● **Exercise objective**:
Figure out how many lines of the material below contain the word "ratio". Answer with the number only.

● **Supplied data**:
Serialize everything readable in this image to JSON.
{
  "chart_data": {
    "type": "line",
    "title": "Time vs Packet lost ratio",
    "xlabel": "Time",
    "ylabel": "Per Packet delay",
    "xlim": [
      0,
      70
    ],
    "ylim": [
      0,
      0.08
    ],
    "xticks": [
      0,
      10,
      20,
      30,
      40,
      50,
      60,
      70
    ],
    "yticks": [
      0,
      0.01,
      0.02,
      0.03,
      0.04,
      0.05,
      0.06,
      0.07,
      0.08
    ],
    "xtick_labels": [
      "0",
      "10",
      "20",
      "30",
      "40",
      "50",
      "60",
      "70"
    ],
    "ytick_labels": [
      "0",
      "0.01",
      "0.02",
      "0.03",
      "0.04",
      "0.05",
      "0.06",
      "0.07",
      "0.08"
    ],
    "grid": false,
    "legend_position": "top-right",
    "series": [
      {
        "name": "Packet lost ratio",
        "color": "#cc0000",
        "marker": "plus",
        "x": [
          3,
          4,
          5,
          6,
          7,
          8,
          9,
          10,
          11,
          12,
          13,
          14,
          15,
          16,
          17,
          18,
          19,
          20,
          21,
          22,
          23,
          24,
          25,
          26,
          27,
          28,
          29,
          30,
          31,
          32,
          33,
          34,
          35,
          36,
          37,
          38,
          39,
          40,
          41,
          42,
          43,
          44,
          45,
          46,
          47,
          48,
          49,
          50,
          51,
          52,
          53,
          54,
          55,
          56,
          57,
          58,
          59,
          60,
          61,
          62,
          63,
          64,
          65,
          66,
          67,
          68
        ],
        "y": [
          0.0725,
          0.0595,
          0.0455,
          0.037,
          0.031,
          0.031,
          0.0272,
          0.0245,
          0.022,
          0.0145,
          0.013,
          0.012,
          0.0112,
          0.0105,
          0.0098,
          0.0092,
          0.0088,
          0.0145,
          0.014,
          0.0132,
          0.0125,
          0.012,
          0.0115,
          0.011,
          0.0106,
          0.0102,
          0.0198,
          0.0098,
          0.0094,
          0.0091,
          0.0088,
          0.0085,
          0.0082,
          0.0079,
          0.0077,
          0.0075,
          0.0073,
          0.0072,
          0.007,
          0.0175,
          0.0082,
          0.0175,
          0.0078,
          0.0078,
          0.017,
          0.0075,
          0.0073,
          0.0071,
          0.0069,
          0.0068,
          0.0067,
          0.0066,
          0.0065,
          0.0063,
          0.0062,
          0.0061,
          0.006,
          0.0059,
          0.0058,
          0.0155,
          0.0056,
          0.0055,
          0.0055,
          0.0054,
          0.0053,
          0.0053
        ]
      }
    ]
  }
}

● **Response below**:
2